▶ [AIM]: List every topic that the Purple Claw text below refers the reader to with "see" in parentheses.

He proceeds to do so. In #1 a man who died two months ago tries to cash a cheque at his bank, causing some consternation: Dr Weir is called and takes a blood sample, to discover it is not blood but "living radioactive fluid ... he is only a container for it. His body is dead." A Dr Gool now appears and confiscates the sample, warning Weir not to pursue the matter. Dr Gool has created an army of Zombies at his sanatorium by replacing the victims' blood with the radioactive fluid, which can report back to him: it is "a living record of its own path. Not a drop goes anywhere, but atomic impulses record it on my fission fluidometer." The blood sample Dr Weir took has somehow told him about the purple claw; it is not clear whether the fluid actually has Intelligence or where Gool is being poetic. He intends world conquest, but Weir uses the purple claw to hit him, a nearby zombie and then the container storing the fluid, and so is victorious. "The Devil is a Dame" has a glamorous but sadistic "witch" ruling a city's underworld (see Crime and Punishment), armed with a gun possessed by her guardian demon, "provided by Satan himself!" (see Gods and Demons). The third Purple Claw tale concerns an undead Torturer from centuries ago, cursed to murder until someone can hang him: to the killer's own relief Weir is able to do so using the claw. #1 also has a non-fiction strip titled "The Problems of Space Travel" (see Space Flight), discussing trips to the Moon and to the Stars, as well as discreetly hinting at issues involving bodily functions.

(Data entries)
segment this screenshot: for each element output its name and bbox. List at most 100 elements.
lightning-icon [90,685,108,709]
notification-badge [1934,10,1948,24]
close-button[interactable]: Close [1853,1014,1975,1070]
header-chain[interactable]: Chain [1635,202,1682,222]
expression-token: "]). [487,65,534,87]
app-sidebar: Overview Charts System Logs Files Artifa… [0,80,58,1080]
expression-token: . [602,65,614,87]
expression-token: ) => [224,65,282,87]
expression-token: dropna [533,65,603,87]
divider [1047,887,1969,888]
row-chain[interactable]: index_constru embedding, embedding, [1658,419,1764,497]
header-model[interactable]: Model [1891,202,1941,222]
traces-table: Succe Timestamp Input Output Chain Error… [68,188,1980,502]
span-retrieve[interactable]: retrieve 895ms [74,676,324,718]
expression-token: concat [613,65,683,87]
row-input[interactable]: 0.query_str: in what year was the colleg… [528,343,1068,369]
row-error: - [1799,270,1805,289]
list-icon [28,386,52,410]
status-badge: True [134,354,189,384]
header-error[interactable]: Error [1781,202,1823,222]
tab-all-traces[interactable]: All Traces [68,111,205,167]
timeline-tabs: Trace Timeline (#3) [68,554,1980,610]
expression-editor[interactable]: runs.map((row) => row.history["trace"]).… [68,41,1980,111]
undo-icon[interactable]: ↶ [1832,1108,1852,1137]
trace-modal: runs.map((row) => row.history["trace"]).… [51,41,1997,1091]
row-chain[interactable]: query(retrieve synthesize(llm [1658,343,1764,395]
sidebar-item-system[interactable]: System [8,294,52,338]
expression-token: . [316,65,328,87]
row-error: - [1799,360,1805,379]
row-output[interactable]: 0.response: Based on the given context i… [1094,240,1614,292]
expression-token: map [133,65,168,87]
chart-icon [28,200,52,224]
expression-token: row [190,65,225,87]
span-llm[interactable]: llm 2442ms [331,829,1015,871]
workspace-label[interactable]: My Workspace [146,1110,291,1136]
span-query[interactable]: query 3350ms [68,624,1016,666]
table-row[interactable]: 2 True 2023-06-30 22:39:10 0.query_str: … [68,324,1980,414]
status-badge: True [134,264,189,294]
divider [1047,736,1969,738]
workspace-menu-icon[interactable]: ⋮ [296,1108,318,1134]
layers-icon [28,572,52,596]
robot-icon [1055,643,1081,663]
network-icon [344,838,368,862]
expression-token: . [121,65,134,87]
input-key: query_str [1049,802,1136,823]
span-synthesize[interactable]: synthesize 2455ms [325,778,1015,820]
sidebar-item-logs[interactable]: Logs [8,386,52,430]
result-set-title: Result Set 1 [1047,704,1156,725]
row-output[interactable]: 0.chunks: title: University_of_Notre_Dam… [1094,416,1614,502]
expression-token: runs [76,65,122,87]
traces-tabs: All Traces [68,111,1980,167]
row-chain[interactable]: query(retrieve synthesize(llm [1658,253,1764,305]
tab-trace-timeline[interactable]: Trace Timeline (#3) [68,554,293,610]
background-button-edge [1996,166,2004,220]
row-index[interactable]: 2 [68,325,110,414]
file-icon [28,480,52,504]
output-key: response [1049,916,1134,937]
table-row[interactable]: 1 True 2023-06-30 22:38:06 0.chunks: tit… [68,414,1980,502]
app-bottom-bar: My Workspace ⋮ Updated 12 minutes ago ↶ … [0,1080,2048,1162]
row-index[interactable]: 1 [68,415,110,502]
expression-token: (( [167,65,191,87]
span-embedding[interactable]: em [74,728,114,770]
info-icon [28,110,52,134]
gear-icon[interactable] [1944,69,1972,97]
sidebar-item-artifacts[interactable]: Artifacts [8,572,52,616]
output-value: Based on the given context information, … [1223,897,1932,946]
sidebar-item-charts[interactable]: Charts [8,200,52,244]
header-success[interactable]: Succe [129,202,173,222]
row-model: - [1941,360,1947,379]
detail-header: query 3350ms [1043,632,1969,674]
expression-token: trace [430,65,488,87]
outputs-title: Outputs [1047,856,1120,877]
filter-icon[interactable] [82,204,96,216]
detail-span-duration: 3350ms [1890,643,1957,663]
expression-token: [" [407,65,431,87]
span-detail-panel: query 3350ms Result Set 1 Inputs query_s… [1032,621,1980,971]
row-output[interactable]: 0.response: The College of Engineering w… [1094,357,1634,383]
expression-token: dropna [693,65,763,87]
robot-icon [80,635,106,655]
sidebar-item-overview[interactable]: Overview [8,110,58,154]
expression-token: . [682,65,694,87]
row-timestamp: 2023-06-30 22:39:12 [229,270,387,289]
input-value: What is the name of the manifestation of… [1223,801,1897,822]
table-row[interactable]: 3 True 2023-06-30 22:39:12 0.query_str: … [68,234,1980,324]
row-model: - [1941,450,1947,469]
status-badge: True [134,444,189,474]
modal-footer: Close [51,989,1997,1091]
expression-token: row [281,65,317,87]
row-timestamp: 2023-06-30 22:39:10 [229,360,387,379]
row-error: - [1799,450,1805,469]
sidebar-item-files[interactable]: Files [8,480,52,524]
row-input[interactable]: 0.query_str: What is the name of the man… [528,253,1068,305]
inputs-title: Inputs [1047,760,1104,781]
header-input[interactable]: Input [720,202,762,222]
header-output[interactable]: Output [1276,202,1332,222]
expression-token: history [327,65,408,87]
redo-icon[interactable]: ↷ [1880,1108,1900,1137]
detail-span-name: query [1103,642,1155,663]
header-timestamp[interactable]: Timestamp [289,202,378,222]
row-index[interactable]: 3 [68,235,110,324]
...
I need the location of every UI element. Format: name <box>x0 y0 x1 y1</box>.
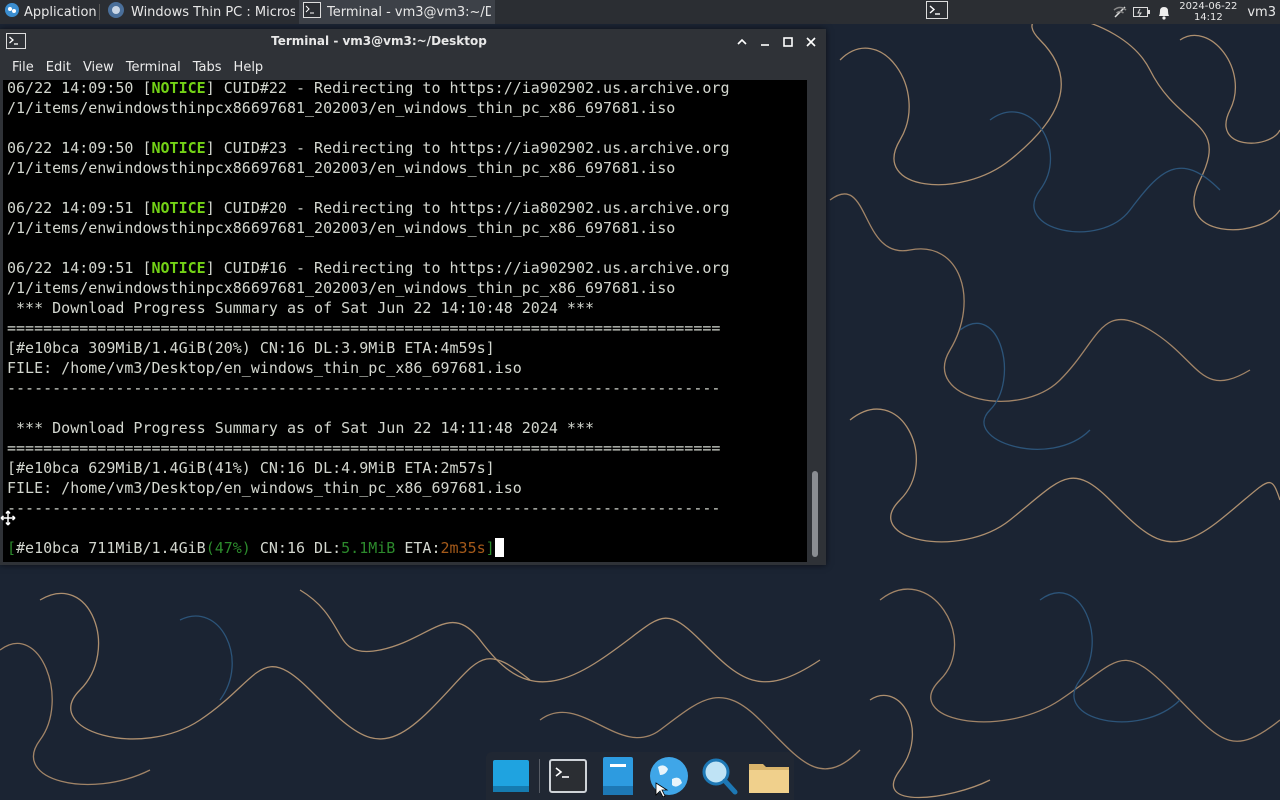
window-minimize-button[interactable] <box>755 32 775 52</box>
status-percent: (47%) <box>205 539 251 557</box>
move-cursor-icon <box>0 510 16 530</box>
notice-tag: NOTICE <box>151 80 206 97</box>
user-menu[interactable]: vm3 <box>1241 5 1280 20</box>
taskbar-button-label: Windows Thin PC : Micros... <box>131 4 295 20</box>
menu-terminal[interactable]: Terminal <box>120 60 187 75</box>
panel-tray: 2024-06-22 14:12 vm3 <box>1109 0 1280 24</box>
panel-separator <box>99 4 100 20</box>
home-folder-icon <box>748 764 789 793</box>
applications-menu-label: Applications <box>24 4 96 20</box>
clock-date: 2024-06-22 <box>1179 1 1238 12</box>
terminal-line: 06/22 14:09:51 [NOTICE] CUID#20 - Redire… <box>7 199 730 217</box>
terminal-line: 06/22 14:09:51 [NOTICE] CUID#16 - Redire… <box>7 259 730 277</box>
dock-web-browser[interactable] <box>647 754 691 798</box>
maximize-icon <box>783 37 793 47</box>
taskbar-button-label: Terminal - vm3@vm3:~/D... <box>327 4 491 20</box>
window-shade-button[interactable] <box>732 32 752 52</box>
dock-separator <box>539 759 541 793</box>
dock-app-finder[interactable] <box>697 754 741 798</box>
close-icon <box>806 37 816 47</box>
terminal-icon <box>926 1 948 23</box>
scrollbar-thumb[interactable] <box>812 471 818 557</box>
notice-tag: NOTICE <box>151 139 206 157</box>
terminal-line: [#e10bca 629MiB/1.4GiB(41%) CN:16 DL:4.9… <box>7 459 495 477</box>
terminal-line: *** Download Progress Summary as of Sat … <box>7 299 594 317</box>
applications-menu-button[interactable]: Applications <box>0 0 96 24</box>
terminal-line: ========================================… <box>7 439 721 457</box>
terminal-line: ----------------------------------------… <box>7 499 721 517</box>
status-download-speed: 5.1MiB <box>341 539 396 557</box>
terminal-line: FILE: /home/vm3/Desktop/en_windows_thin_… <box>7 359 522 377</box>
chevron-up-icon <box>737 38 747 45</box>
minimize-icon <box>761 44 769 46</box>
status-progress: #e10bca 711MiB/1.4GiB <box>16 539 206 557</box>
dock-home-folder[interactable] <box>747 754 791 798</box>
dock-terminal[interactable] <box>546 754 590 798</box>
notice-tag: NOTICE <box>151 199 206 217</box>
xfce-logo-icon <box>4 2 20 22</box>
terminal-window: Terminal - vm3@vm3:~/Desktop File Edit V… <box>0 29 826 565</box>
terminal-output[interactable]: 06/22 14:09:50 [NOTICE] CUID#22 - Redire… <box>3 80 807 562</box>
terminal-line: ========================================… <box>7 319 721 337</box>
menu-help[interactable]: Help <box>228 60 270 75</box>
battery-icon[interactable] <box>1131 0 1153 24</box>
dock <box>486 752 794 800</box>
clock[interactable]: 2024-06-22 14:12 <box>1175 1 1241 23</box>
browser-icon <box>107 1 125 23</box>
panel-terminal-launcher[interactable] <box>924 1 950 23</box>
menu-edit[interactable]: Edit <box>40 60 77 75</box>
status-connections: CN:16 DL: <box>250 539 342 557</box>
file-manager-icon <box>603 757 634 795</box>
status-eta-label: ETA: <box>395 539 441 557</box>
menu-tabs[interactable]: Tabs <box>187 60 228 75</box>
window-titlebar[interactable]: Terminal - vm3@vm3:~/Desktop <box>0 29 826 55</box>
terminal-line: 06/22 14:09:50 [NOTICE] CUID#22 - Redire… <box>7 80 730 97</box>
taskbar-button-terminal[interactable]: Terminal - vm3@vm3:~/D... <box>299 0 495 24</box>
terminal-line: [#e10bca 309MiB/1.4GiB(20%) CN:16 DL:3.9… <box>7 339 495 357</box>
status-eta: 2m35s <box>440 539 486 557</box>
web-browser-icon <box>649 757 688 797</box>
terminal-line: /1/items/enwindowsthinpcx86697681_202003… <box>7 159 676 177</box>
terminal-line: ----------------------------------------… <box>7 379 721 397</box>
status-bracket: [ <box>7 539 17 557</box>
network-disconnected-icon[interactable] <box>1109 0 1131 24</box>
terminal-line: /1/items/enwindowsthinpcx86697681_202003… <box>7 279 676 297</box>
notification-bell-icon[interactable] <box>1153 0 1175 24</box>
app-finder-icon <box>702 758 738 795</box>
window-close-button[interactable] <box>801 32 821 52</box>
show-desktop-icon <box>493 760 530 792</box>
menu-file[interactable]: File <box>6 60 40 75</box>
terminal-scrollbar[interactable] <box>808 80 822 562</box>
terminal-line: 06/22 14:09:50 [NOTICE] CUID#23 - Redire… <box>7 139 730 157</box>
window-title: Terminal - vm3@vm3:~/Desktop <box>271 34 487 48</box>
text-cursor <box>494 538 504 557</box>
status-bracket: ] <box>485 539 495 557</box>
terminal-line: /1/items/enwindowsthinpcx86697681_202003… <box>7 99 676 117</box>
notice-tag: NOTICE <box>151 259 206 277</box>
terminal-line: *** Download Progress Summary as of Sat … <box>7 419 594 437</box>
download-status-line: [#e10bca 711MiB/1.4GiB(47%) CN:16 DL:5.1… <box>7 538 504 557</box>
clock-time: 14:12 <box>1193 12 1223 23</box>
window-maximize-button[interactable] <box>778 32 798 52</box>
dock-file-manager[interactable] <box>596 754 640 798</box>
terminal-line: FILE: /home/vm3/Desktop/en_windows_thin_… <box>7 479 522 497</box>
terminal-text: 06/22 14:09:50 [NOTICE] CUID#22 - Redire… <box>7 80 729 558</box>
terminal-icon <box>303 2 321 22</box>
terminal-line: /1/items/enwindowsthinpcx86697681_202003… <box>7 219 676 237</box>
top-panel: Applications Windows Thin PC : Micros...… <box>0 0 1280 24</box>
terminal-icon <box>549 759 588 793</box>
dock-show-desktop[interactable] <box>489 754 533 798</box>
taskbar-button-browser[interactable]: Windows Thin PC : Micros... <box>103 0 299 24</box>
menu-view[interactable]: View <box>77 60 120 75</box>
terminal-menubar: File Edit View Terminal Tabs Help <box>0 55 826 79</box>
---
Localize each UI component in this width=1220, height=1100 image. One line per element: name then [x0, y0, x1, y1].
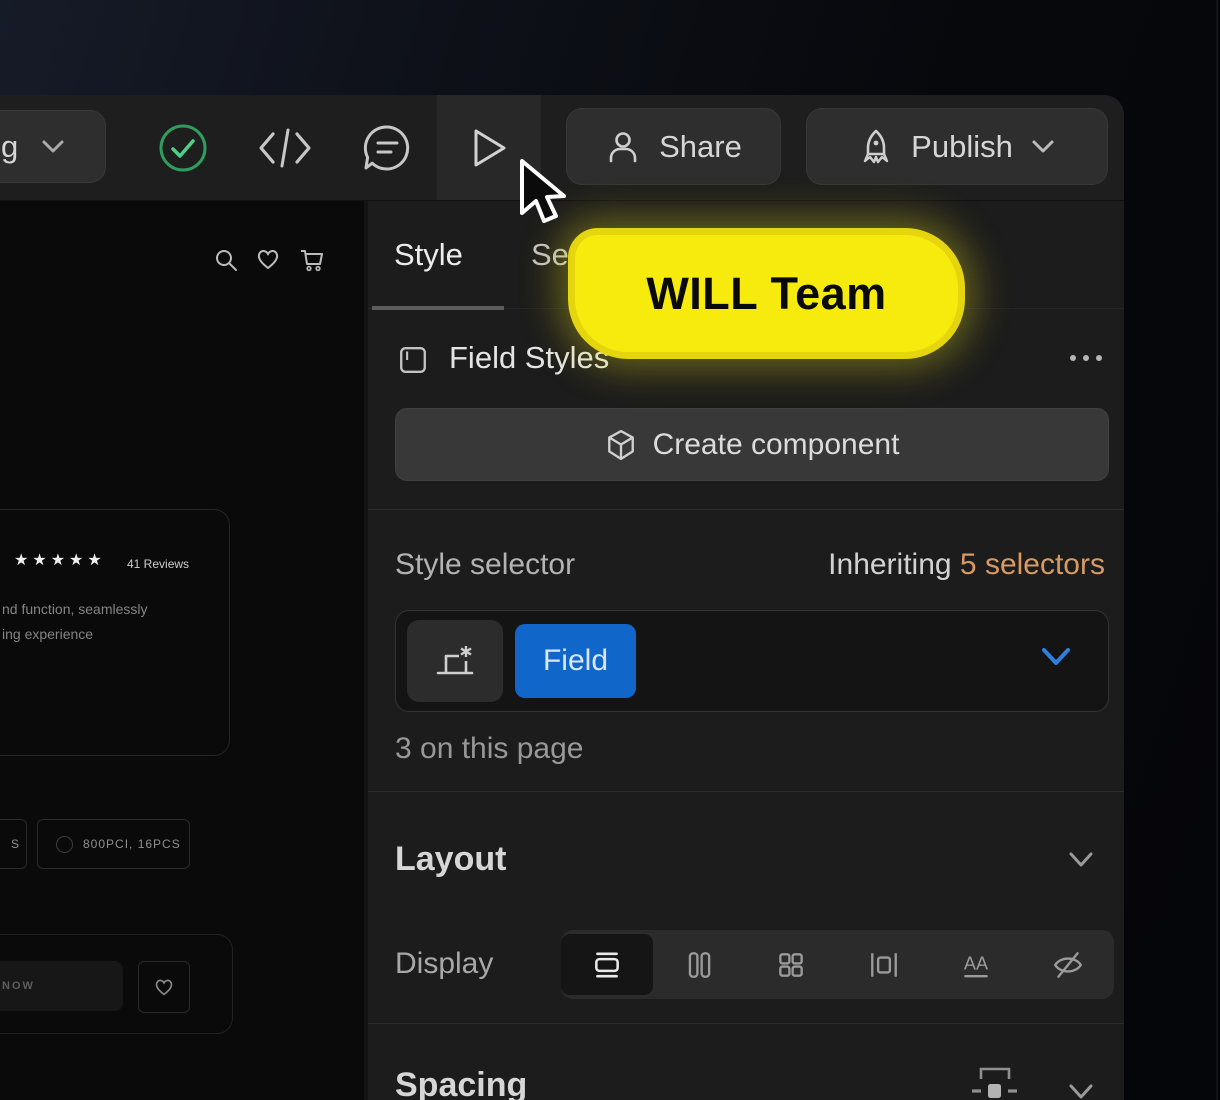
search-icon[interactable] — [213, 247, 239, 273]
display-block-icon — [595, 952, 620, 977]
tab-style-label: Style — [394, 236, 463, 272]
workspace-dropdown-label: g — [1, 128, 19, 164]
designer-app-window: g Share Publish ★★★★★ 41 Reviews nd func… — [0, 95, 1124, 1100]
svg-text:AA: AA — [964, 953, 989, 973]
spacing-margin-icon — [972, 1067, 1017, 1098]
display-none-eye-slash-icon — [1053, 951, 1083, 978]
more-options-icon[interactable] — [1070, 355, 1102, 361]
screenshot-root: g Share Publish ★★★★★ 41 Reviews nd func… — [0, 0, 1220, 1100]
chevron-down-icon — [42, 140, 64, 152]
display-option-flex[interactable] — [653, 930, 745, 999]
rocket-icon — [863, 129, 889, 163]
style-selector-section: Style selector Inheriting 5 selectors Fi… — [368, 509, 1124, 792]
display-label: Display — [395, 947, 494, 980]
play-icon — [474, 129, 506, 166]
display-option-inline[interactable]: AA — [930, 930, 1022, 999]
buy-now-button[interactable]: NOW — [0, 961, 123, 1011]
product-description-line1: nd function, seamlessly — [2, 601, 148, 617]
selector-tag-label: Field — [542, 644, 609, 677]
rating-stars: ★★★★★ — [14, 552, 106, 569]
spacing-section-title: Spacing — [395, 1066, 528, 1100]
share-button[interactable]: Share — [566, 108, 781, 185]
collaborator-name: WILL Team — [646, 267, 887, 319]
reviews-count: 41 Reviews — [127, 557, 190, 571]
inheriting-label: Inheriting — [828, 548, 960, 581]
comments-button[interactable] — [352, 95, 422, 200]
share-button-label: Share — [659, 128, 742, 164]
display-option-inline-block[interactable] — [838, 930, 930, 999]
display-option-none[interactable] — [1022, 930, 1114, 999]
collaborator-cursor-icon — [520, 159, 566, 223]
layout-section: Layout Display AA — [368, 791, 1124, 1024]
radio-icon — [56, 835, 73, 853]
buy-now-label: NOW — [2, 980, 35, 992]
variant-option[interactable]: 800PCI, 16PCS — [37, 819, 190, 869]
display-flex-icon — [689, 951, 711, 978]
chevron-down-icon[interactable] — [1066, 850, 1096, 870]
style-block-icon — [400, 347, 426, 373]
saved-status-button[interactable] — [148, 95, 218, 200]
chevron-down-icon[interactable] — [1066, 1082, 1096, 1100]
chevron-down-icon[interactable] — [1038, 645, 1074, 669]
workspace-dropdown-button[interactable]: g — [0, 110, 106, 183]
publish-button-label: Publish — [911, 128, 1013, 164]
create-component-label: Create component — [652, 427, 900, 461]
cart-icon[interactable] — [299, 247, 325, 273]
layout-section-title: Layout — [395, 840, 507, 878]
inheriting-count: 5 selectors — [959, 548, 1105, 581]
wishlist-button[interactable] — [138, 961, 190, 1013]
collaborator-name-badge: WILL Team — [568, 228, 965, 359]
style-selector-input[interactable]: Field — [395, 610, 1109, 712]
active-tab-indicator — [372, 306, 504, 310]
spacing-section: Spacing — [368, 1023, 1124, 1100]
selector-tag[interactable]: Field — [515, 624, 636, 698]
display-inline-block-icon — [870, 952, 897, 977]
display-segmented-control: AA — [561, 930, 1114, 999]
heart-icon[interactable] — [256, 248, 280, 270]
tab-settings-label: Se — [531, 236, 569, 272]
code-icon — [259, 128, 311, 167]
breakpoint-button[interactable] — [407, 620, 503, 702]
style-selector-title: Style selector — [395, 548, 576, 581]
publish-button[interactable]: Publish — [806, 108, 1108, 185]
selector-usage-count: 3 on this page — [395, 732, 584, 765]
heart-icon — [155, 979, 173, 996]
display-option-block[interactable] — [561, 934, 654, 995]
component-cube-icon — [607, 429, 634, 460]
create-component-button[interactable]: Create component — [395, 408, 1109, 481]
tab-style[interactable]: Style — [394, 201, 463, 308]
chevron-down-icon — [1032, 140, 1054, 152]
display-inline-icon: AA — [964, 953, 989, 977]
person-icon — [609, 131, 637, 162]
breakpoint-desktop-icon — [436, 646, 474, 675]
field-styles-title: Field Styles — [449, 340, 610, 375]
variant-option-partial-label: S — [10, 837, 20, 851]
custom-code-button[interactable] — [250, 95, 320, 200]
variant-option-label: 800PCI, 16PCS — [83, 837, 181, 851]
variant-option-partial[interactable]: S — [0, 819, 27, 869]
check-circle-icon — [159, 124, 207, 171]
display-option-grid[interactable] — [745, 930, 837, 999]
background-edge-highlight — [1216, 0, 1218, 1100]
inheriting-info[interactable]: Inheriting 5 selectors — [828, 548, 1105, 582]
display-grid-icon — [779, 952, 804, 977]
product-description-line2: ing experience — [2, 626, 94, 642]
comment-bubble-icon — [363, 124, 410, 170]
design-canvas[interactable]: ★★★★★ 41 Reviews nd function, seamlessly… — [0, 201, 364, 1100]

▶ [COMPLETE OUTPUT]:
Crime and Punishment
Gods and Demons
Space Flight